Task prompt
The entries below should be transcribed in their entirety, exactly as written.

Data for this task
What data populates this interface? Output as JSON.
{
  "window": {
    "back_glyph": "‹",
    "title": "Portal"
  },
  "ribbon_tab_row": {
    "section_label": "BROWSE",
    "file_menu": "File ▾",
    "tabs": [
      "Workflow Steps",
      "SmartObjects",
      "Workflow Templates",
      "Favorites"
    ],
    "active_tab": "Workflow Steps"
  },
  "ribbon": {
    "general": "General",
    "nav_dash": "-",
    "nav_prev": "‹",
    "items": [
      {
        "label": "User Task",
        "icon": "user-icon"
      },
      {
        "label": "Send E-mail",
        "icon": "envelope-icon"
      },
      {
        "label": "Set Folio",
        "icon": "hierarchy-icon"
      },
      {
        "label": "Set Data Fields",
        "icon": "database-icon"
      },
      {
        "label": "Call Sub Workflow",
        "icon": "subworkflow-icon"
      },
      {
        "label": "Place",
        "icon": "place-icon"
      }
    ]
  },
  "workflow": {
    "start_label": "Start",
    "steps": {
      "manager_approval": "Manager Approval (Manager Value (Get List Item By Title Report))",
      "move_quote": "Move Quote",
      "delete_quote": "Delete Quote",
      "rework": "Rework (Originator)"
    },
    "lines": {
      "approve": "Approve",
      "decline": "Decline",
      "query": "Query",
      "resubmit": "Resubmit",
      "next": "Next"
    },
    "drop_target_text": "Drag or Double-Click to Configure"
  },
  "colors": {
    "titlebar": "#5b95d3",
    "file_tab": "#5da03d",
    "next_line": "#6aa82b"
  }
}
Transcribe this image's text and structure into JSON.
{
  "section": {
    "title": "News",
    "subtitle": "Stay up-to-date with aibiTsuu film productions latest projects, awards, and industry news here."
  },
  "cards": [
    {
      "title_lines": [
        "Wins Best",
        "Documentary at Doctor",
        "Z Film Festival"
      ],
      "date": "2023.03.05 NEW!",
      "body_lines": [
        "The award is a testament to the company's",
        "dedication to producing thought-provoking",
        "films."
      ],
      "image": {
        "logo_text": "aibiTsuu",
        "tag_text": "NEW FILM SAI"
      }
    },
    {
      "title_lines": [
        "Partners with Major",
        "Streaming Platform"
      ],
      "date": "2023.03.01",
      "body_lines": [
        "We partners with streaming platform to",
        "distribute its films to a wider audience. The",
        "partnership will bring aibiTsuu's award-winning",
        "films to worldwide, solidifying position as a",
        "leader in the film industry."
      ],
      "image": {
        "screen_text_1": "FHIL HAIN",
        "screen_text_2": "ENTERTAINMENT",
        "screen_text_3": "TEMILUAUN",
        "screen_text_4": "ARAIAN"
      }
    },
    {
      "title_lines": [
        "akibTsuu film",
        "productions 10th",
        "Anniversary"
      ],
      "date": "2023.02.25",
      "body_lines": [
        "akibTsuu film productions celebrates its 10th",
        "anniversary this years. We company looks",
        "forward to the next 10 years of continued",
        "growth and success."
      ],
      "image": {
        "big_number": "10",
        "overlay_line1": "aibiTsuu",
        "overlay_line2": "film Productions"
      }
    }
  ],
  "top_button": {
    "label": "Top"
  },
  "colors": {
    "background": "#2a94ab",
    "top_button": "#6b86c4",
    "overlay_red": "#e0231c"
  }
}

Reply to the exercise
What data populates this interface? Output as JSON.
{
  "window": {
    "back_glyph": "‹",
    "title": "Portal"
  },
  "ribbon_tab_row": {
    "section_label": "BROWSE",
    "file_menu": "File ▾",
    "tabs": [
      "Workflow Steps",
      "SmartObjects",
      "Workflow Templates",
      "Favorites"
    ],
    "active_tab": "Workflow Steps"
  },
  "ribbon": {
    "general": "General",
    "nav_dash": "-",
    "nav_prev": "‹",
    "items": [
      {
        "label": "User Task",
        "icon": "user-icon"
      },
      {
        "label": "Send E-mail",
        "icon": "envelope-icon"
      },
      {
        "label": "Set Folio",
        "icon": "hierarchy-icon"
      },
      {
        "label": "Set Data Fields",
        "icon": "database-icon"
      },
      {
        "label": "Call Sub Workflow",
        "icon": "subworkflow-icon"
      },
      {
        "label": "Place",
        "icon": "place-icon"
      }
    ]
  },
  "workflow": {
    "start_label": "Start",
    "steps": {
      "manager_approval": "Manager Approval (Manager Value (Get List Item By Title Report))",
      "move_quote": "Move Quote",
      "delete_quote": "Delete Quote",
      "rework": "Rework (Originator)"
    },
    "lines": {
      "approve": "Approve",
      "decline": "Decline",
      "query": "Query",
      "resubmit": "Resubmit",
      "next": "Next"
    },
    "drop_target_text": "Drag or Double-Click to Configure"
  },
  "colors": {
    "titlebar": "#5b95d3",
    "file_tab": "#5da03d",
    "next_line": "#6aa82b"
  }
}
Transcribe this image's text and structure into JSON.
{
  "section": {
    "title": "News",
    "subtitle": "Stay up-to-date with aibiTsuu film productions latest projects, awards, and industry news here."
  },
  "cards": [
    {
      "title_lines": [
        "Wins Best",
        "Documentary at Doctor",
        "Z Film Festival"
      ],
      "date": "2023.03.05 NEW!",
      "body_lines": [
        "The award is a testament to the company's",
        "dedication to producing thought-provoking",
        "films."
      ],
      "image": {
        "logo_text": "aibiTsuu",
        "tag_text": "NEW FILM SAI"
      }
    },
    {
      "title_lines": [
        "Partners with Major",
        "Streaming Platform"
      ],
      "date": "2023.03.01",
      "body_lines": [
        "We partners with streaming platform to",
        "distribute its films to a wider audience. The",
        "partnership will bring aibiTsuu's award-winning",
        "films to worldwide, solidifying position as a",
        "leader in the film industry."
      ],
      "image": {
        "screen_text_1": "FHIL HAIN",
        "screen_text_2": "ENTERTAINMENT",
        "screen_text_3": "TEMILUAUN",
        "screen_text_4": "ARAIAN"
      }
    },
    {
      "title_lines": [
        "akibTsuu film",
        "productions 10th",
        "Anniversary"
      ],
      "date": "2023.02.25",
      "body_lines": [
        "akibTsuu film productions celebrates its 10th",
        "anniversary this years. We company looks",
        "forward to the next 10 years of continued",
        "growth and success."
      ],
      "image": {
        "big_number": "10",
        "overlay_line1": "aibiTsuu",
        "overlay_line2": "film Productions"
      }
    }
  ],
  "top_button": {
    "label": "Top"
  },
  "colors": {
    "background": "#2a94ab",
    "top_button": "#6b86c4",
    "overlay_red": "#e0231c"
  }
}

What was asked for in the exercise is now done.